- **REQUIRED WORK**
Count how many lines below contain the word "marker", then give that number alone.

- **THE RECORDS**
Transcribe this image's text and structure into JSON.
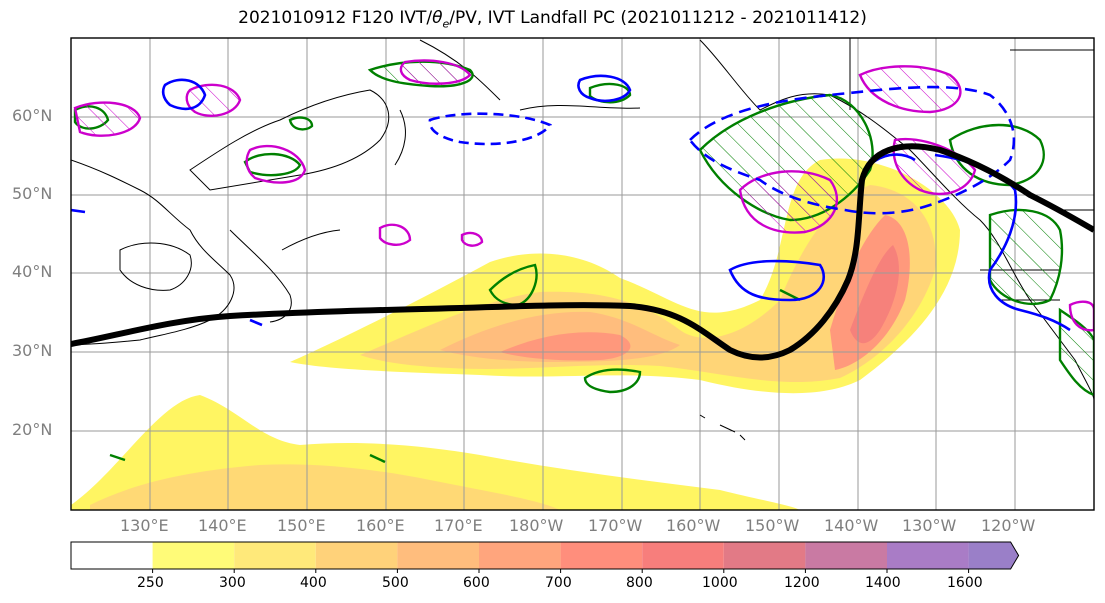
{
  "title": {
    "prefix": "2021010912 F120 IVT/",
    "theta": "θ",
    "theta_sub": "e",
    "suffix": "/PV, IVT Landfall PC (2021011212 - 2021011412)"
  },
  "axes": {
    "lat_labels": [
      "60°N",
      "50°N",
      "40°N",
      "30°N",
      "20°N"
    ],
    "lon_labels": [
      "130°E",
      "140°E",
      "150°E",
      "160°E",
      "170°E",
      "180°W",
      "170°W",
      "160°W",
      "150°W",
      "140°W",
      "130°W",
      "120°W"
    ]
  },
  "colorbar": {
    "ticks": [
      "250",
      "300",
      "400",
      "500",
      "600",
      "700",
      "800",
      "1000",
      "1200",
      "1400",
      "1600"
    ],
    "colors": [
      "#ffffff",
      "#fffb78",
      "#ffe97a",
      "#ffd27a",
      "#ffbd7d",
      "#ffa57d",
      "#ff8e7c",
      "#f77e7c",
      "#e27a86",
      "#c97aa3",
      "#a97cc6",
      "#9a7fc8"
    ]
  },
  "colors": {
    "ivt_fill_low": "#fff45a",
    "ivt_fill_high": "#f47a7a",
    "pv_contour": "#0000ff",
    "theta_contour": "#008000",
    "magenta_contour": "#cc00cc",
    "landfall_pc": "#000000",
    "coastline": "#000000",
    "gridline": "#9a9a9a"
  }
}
==
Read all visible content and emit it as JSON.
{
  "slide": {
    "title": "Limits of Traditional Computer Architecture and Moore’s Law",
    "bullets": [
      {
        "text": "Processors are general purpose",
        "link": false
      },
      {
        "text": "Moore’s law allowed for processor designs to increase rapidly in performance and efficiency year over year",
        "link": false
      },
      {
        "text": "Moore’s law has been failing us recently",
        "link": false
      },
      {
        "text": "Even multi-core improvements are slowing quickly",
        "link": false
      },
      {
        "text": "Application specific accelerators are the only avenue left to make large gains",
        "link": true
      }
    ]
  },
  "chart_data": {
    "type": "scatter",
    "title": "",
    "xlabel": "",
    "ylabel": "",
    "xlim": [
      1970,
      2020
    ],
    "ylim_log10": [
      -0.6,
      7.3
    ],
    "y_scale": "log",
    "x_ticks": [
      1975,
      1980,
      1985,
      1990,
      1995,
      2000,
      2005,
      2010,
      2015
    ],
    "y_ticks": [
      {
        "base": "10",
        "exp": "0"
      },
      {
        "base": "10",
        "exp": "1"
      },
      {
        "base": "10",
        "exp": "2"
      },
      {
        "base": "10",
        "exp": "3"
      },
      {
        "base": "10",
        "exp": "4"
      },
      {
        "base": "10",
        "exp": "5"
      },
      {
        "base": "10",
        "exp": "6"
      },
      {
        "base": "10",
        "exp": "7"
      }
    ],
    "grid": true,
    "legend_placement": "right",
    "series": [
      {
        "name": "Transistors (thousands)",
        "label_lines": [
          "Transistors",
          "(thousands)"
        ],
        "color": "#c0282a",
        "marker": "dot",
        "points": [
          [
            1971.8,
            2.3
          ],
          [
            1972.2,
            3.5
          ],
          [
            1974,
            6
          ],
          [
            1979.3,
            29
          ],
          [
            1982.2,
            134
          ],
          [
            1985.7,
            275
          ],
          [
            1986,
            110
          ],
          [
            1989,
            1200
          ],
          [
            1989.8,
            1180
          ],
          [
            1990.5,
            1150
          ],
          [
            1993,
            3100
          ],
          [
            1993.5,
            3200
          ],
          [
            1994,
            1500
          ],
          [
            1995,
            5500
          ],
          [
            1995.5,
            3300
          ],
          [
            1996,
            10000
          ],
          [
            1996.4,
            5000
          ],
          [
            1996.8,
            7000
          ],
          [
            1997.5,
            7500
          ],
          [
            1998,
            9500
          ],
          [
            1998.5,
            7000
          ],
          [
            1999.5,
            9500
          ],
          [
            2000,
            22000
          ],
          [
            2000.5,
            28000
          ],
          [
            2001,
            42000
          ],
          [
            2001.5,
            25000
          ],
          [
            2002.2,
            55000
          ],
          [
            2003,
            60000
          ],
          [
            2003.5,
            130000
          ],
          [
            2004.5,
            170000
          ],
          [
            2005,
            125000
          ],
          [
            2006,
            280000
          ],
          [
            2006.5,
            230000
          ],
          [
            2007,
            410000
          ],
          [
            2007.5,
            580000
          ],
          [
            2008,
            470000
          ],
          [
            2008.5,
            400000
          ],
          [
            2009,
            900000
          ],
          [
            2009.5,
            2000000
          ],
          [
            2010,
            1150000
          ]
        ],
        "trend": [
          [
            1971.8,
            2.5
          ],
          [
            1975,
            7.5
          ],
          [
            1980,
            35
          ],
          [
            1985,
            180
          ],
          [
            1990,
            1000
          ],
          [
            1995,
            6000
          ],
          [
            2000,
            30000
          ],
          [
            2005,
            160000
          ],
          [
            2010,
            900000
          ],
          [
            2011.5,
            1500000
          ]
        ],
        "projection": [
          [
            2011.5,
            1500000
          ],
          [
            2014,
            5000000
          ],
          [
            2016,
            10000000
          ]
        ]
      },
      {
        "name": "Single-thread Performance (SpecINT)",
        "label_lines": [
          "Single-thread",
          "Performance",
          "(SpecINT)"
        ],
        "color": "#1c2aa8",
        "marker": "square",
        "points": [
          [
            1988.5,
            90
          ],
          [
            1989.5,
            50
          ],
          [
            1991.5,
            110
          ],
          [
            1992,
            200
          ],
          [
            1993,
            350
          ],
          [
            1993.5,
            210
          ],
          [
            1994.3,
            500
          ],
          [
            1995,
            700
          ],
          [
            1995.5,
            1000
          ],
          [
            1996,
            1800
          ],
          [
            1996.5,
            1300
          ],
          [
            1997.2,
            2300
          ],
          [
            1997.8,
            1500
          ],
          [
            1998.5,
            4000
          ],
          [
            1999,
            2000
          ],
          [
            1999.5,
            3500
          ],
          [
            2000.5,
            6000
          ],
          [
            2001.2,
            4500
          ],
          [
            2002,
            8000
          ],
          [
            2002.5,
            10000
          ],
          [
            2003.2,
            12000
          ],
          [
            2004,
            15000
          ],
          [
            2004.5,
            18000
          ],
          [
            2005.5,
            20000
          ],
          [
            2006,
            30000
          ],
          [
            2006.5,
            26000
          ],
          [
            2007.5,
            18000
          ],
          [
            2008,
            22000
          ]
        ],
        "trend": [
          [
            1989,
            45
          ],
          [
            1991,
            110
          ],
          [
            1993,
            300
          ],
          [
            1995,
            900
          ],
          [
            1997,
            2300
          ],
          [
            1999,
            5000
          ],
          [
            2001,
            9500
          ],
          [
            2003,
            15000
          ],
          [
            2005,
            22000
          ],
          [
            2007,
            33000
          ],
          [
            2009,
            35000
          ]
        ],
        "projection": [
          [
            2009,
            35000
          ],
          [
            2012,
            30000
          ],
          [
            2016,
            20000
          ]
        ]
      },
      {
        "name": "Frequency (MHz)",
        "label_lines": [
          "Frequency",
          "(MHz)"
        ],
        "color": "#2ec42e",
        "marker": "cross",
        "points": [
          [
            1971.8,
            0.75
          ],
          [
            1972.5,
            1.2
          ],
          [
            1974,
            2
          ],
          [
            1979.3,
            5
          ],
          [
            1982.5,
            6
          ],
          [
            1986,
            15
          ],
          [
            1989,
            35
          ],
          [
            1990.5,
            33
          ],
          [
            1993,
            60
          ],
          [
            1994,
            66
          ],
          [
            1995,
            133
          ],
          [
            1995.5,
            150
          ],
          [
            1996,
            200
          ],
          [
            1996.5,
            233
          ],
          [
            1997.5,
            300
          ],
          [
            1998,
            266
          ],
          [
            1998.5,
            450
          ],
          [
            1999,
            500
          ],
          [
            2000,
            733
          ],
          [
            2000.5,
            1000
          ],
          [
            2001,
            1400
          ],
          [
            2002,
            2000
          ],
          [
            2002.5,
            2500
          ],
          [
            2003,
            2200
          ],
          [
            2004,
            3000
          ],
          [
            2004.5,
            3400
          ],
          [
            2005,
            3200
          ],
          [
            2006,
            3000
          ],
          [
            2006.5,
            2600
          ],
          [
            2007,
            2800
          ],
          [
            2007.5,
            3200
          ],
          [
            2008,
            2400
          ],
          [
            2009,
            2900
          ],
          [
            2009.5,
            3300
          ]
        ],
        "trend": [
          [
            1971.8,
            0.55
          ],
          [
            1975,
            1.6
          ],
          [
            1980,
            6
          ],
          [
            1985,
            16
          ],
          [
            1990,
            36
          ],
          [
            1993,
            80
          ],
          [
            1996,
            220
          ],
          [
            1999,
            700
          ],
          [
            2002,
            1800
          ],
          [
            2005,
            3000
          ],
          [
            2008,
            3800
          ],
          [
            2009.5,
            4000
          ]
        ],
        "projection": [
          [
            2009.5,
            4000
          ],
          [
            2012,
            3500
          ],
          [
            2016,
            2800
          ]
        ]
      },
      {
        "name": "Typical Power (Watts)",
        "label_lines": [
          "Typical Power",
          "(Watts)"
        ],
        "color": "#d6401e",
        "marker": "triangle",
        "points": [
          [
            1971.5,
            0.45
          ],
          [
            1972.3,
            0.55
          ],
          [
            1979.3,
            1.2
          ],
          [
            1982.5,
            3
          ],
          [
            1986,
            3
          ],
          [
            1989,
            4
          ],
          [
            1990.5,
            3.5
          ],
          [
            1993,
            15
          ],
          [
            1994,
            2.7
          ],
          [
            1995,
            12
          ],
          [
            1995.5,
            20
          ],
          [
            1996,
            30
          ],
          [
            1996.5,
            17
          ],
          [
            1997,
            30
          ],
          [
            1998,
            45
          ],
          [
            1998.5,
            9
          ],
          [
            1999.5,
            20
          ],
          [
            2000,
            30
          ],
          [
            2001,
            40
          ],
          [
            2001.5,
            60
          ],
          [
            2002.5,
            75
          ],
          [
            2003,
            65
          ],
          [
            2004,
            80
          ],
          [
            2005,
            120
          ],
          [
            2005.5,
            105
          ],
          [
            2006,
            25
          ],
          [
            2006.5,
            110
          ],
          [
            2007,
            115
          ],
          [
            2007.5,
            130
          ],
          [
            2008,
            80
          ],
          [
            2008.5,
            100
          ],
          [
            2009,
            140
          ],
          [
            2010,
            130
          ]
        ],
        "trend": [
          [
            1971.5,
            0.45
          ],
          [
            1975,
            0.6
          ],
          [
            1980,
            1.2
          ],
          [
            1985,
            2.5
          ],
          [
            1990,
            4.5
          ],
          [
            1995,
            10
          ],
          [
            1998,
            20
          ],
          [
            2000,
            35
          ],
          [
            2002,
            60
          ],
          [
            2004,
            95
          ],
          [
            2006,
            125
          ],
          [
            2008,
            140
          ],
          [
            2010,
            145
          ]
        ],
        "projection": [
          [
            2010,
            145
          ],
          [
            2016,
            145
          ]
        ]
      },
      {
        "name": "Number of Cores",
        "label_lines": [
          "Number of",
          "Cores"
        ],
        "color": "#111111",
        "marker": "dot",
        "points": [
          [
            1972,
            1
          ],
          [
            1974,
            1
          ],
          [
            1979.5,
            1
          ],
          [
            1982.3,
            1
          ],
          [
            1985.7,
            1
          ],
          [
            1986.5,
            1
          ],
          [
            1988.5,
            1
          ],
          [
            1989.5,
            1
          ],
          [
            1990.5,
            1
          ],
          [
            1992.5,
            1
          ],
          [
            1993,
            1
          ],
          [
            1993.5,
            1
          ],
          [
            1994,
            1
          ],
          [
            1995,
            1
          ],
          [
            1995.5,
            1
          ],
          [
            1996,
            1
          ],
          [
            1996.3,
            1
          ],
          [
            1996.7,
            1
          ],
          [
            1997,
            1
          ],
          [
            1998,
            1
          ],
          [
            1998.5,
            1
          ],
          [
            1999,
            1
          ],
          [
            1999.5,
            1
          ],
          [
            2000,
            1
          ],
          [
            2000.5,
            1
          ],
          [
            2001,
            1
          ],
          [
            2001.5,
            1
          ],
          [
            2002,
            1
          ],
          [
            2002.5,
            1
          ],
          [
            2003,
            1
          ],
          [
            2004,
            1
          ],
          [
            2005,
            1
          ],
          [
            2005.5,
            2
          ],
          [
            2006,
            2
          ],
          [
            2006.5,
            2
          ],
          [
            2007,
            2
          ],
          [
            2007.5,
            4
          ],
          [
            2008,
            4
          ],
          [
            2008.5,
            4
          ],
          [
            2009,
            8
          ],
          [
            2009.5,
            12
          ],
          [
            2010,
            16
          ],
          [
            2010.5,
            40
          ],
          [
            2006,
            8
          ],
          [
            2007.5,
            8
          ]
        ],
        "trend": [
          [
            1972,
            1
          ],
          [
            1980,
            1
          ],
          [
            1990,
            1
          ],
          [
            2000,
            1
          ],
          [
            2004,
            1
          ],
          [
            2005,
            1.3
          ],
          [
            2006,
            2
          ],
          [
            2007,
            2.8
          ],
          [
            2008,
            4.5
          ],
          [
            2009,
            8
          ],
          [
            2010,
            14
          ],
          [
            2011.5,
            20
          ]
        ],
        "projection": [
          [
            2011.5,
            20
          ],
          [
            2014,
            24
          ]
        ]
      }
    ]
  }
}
==
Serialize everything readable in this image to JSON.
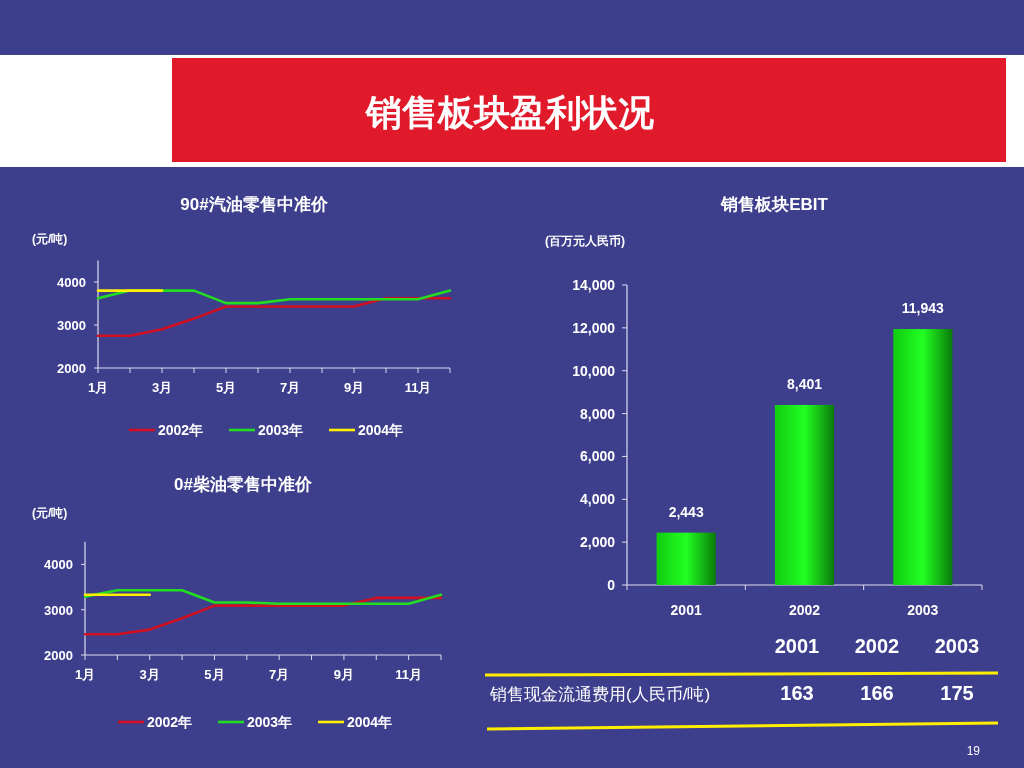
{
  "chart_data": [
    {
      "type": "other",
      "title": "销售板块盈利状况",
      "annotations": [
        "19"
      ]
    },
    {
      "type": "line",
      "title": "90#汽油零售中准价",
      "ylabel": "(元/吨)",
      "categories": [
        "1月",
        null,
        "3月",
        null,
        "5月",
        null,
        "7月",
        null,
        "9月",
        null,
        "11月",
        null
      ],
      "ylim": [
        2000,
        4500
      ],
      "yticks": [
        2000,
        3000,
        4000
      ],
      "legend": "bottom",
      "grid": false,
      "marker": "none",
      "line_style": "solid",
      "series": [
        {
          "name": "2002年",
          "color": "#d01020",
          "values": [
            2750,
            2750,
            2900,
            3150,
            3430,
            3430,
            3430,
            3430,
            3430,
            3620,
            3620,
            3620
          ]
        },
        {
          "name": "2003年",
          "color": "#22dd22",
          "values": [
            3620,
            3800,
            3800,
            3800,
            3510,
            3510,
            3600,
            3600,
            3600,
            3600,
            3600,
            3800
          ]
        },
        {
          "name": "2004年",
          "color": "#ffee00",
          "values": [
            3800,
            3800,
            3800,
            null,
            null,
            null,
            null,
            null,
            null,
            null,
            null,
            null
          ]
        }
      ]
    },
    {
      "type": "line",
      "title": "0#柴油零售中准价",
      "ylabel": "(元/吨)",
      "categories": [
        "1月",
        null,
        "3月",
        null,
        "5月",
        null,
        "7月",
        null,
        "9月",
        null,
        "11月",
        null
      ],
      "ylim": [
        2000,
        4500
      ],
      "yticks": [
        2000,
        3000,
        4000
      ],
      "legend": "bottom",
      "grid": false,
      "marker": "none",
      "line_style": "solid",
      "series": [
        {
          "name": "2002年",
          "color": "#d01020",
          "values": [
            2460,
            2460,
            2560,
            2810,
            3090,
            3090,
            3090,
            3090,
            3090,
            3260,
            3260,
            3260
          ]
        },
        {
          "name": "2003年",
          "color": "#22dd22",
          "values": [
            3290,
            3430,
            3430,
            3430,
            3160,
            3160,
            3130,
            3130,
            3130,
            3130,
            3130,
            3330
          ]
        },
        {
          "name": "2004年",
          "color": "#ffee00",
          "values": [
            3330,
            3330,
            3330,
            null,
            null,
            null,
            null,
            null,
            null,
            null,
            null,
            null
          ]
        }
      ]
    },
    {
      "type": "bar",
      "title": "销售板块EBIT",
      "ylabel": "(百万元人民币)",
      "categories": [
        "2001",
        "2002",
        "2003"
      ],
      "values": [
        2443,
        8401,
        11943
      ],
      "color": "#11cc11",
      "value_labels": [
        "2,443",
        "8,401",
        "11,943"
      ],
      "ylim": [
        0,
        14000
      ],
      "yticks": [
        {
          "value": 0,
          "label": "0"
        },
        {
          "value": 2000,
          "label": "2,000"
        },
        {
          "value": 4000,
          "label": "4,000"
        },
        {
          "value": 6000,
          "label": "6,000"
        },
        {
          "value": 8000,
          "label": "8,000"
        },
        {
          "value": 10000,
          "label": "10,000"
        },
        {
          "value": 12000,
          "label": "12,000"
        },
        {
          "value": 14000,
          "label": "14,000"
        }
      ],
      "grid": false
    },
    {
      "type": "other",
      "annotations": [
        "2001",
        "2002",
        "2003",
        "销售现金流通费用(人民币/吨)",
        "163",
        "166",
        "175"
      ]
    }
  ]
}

- **PROBLEM SOLUTION**
7